**Data entries**
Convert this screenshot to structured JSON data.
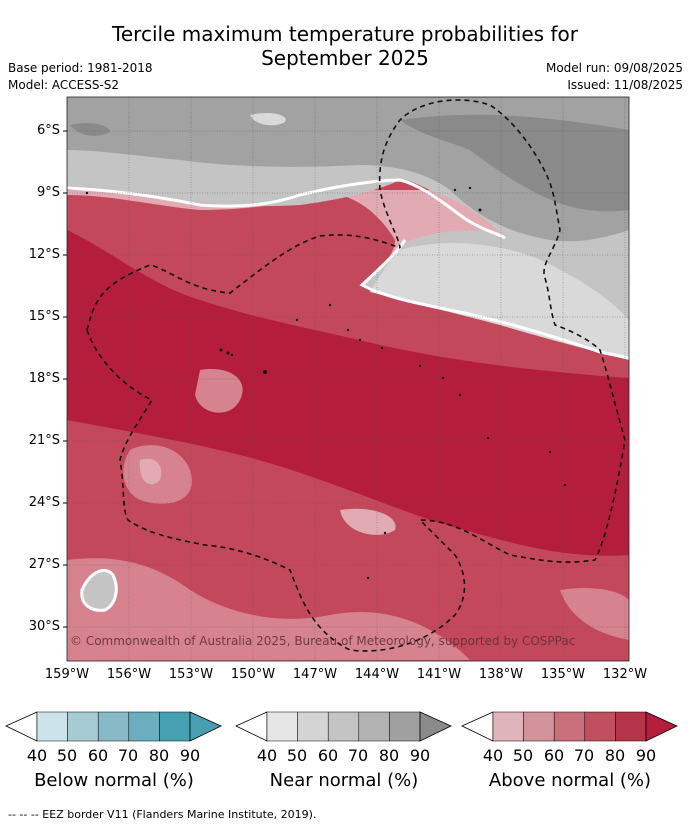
{
  "title_line1": "Tercile maximum temperature probabilities for",
  "title_line2": "September 2025",
  "base_period": "Base period: 1981-2018",
  "model": "Model: ACCESS-S2",
  "model_run": "Model run: 09/08/2025",
  "issued": "Issued: 11/08/2025",
  "map": {
    "lat_labels": [
      "6°S",
      "9°S",
      "12°S",
      "15°S",
      "18°S",
      "21°S",
      "24°S",
      "27°S",
      "30°S"
    ],
    "lon_labels": [
      "159°W",
      "156°W",
      "153°W",
      "150°W",
      "147°W",
      "144°W",
      "141°W",
      "138°W",
      "135°W",
      "132°W"
    ],
    "copyright": "© Commonwealth of Australia 2025, Bureau of Meteorology, supported by COSPPac",
    "colors": {
      "above_dark": "#b41e3c",
      "above_mid": "#c4485c",
      "above_light": "#d7838f",
      "above_pale": "#e2aab2",
      "near_dark": "#8a8a8a",
      "near_mid": "#a2a2a2",
      "near_light": "#c4c4c4",
      "near_pale": "#d9d9d9"
    }
  },
  "legend": {
    "ticks": [
      "40",
      "50",
      "60",
      "70",
      "80",
      "90"
    ],
    "below_label": "Below normal (%)",
    "near_label": "Near normal (%)",
    "above_label": "Above normal (%)",
    "below_colors": [
      "#cde3ea",
      "#a7cbd3",
      "#88b9c6",
      "#6aaebf",
      "#47a0b2"
    ],
    "near_colors": [
      "#e6e6e6",
      "#d4d4d4",
      "#c4c4c4",
      "#b3b3b3",
      "#a0a0a0"
    ],
    "above_colors": [
      "#e0b4bb",
      "#d3939c",
      "#c9707c",
      "#c0505f",
      "#b6344a"
    ]
  },
  "footnote": "--  --  -- EEZ border V11 (Flanders Marine Institute, 2019)."
}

**Stated goal**
Copy every line of the data word for word, omitting the images.

**Finished exercise**
Convert this screenshot to structured JSON data.
{
  "title_line1": "Tercile maximum temperature probabilities for",
  "title_line2": "September 2025",
  "base_period": "Base period: 1981-2018",
  "model": "Model: ACCESS-S2",
  "model_run": "Model run: 09/08/2025",
  "issued": "Issued: 11/08/2025",
  "map": {
    "lat_labels": [
      "6°S",
      "9°S",
      "12°S",
      "15°S",
      "18°S",
      "21°S",
      "24°S",
      "27°S",
      "30°S"
    ],
    "lon_labels": [
      "159°W",
      "156°W",
      "153°W",
      "150°W",
      "147°W",
      "144°W",
      "141°W",
      "138°W",
      "135°W",
      "132°W"
    ],
    "copyright": "© Commonwealth of Australia 2025, Bureau of Meteorology, supported by COSPPac",
    "colors": {
      "above_dark": "#b41e3c",
      "above_mid": "#c4485c",
      "above_light": "#d7838f",
      "above_pale": "#e2aab2",
      "near_dark": "#8a8a8a",
      "near_mid": "#a2a2a2",
      "near_light": "#c4c4c4",
      "near_pale": "#d9d9d9"
    }
  },
  "legend": {
    "ticks": [
      "40",
      "50",
      "60",
      "70",
      "80",
      "90"
    ],
    "below_label": "Below normal (%)",
    "near_label": "Near normal (%)",
    "above_label": "Above normal (%)",
    "below_colors": [
      "#cde3ea",
      "#a7cbd3",
      "#88b9c6",
      "#6aaebf",
      "#47a0b2"
    ],
    "near_colors": [
      "#e6e6e6",
      "#d4d4d4",
      "#c4c4c4",
      "#b3b3b3",
      "#a0a0a0"
    ],
    "above_colors": [
      "#e0b4bb",
      "#d3939c",
      "#c9707c",
      "#c0505f",
      "#b6344a"
    ]
  },
  "footnote": "--  --  -- EEZ border V11 (Flanders Marine Institute, 2019)."
}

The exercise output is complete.